Dataset rows about figures:
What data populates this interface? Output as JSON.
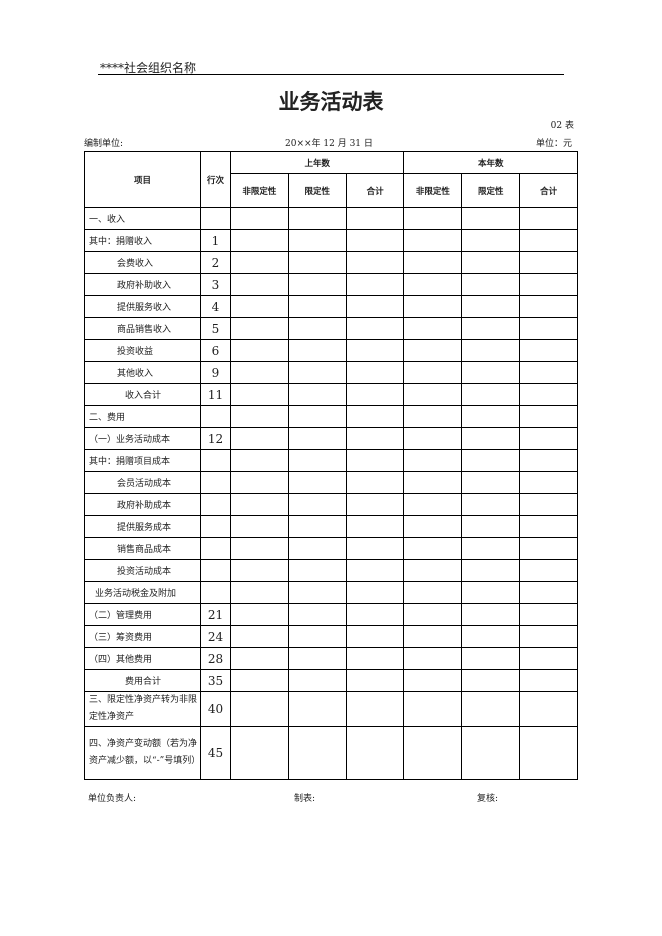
{
  "header": {
    "org_name": "****社会组织名称",
    "title": "业务活动表",
    "form_no": "02 表",
    "prepared_by": "编制单位:",
    "date": "20××年 12 月 31 日",
    "unit": "单位：元"
  },
  "columns": {
    "item": "项目",
    "line_no": "行次",
    "prior_year": "上年数",
    "current_year": "本年数",
    "unrestricted": "非限定性",
    "restricted": "限定性",
    "total": "合计"
  },
  "rows": [
    {
      "label": "一、收入",
      "no": "",
      "indent": 0
    },
    {
      "label": "其中：捐赠收入",
      "no": "1",
      "indent": 0
    },
    {
      "label": "会费收入",
      "no": "2",
      "indent": 1
    },
    {
      "label": "政府补助收入",
      "no": "3",
      "indent": 1
    },
    {
      "label": "提供服务收入",
      "no": "4",
      "indent": 1
    },
    {
      "label": "商品销售收入",
      "no": "5",
      "indent": 1
    },
    {
      "label": "投资收益",
      "no": "6",
      "indent": 1
    },
    {
      "label": "其他收入",
      "no": "9",
      "indent": 1
    },
    {
      "label": "收入合计",
      "no": "11",
      "indent": 2
    },
    {
      "label": "二、费用",
      "no": "",
      "indent": 0
    },
    {
      "label": "（一）业务活动成本",
      "no": "12",
      "indent": 0
    },
    {
      "label": "其中：捐赠项目成本",
      "no": "",
      "indent": 0
    },
    {
      "label": "会员活动成本",
      "no": "",
      "indent": 1
    },
    {
      "label": "政府补助成本",
      "no": "",
      "indent": 1
    },
    {
      "label": "提供服务成本",
      "no": "",
      "indent": 1
    },
    {
      "label": "销售商品成本",
      "no": "",
      "indent": 1
    },
    {
      "label": "投资活动成本",
      "no": "",
      "indent": 1
    },
    {
      "label": "业务活动税金及附加",
      "no": "",
      "indent": 3
    },
    {
      "label": "（二）管理费用",
      "no": "21",
      "indent": 0
    },
    {
      "label": "（三）筹资费用",
      "no": "24",
      "indent": 0
    },
    {
      "label": "（四）其他费用",
      "no": "28",
      "indent": 0
    },
    {
      "label": "费用合计",
      "no": "35",
      "indent": 2
    },
    {
      "label": "三、限定性净资产转为非限定性净资产",
      "no": "40",
      "indent": 0,
      "tall": 35
    },
    {
      "label": "四、净资产变动额（若为净资产减少额，以“-”号填列）",
      "no": "45",
      "indent": 0,
      "tall": 53
    }
  ],
  "footer": {
    "head": "单位负责人:",
    "maker": "制表:",
    "reviewer": "复核:"
  }
}
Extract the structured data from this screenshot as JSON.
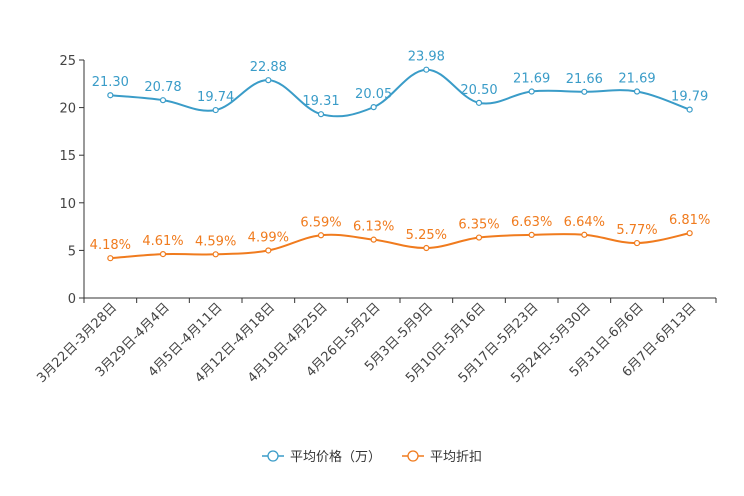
{
  "chart_data": {
    "type": "line",
    "title": "",
    "xlabel": "",
    "ylabel": "",
    "ylim": [
      0,
      25
    ],
    "yticks": [
      0,
      5,
      10,
      15,
      20,
      25
    ],
    "grid": false,
    "legend_position": "bottom-center",
    "categories": [
      "3月22日-3月28日",
      "3月29日-4月4日",
      "4月5日-4月11日",
      "4月12日-4月18日",
      "4月19日-4月25日",
      "4月26日-5月2日",
      "5月3日-5月9日",
      "5月10日-5月16日",
      "5月17日-5月23日",
      "5月24日-5月30日",
      "5月31日-6月6日",
      "6月7日-6月13日"
    ],
    "series": [
      {
        "name": "平均价格（万）",
        "color": "#3a9cc8",
        "values": [
          21.3,
          20.78,
          19.74,
          22.88,
          19.31,
          20.05,
          23.98,
          20.5,
          21.69,
          21.66,
          21.69,
          19.79
        ],
        "labels": [
          "21.30",
          "20.78",
          "19.74",
          "22.88",
          "19.31",
          "20.05",
          "23.98",
          "20.50",
          "21.69",
          "21.66",
          "21.69",
          "19.79"
        ]
      },
      {
        "name": "平均折扣",
        "color": "#f07b1e",
        "values": [
          4.18,
          4.61,
          4.59,
          4.99,
          6.59,
          6.13,
          5.25,
          6.35,
          6.63,
          6.64,
          5.77,
          6.81
        ],
        "labels": [
          "4.18%",
          "4.61%",
          "4.59%",
          "4.99%",
          "6.59%",
          "6.13%",
          "5.25%",
          "6.35%",
          "6.63%",
          "6.64%",
          "5.77%",
          "6.81%"
        ]
      }
    ]
  }
}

- [Exercise]
Your task is to output exactly the lines from the line containing "Extract the structured" through the last line, inclusive, leaving every picture out.

- [Full response]
Extract the structured data from this screenshot as JSON.
{
  "chart_data": {
    "type": "line",
    "title": "",
    "xlabel": "",
    "ylabel": "",
    "ylim": [
      0,
      25
    ],
    "yticks": [
      0,
      5,
      10,
      15,
      20,
      25
    ],
    "grid": false,
    "legend_position": "bottom-center",
    "categories": [
      "3月22日-3月28日",
      "3月29日-4月4日",
      "4月5日-4月11日",
      "4月12日-4月18日",
      "4月19日-4月25日",
      "4月26日-5月2日",
      "5月3日-5月9日",
      "5月10日-5月16日",
      "5月17日-5月23日",
      "5月24日-5月30日",
      "5月31日-6月6日",
      "6月7日-6月13日"
    ],
    "series": [
      {
        "name": "平均价格（万）",
        "color": "#3a9cc8",
        "values": [
          21.3,
          20.78,
          19.74,
          22.88,
          19.31,
          20.05,
          23.98,
          20.5,
          21.69,
          21.66,
          21.69,
          19.79
        ],
        "labels": [
          "21.30",
          "20.78",
          "19.74",
          "22.88",
          "19.31",
          "20.05",
          "23.98",
          "20.50",
          "21.69",
          "21.66",
          "21.69",
          "19.79"
        ]
      },
      {
        "name": "平均折扣",
        "color": "#f07b1e",
        "values": [
          4.18,
          4.61,
          4.59,
          4.99,
          6.59,
          6.13,
          5.25,
          6.35,
          6.63,
          6.64,
          5.77,
          6.81
        ],
        "labels": [
          "4.18%",
          "4.61%",
          "4.59%",
          "4.99%",
          "6.59%",
          "6.13%",
          "5.25%",
          "6.35%",
          "6.63%",
          "6.64%",
          "5.77%",
          "6.81%"
        ]
      }
    ]
  }
}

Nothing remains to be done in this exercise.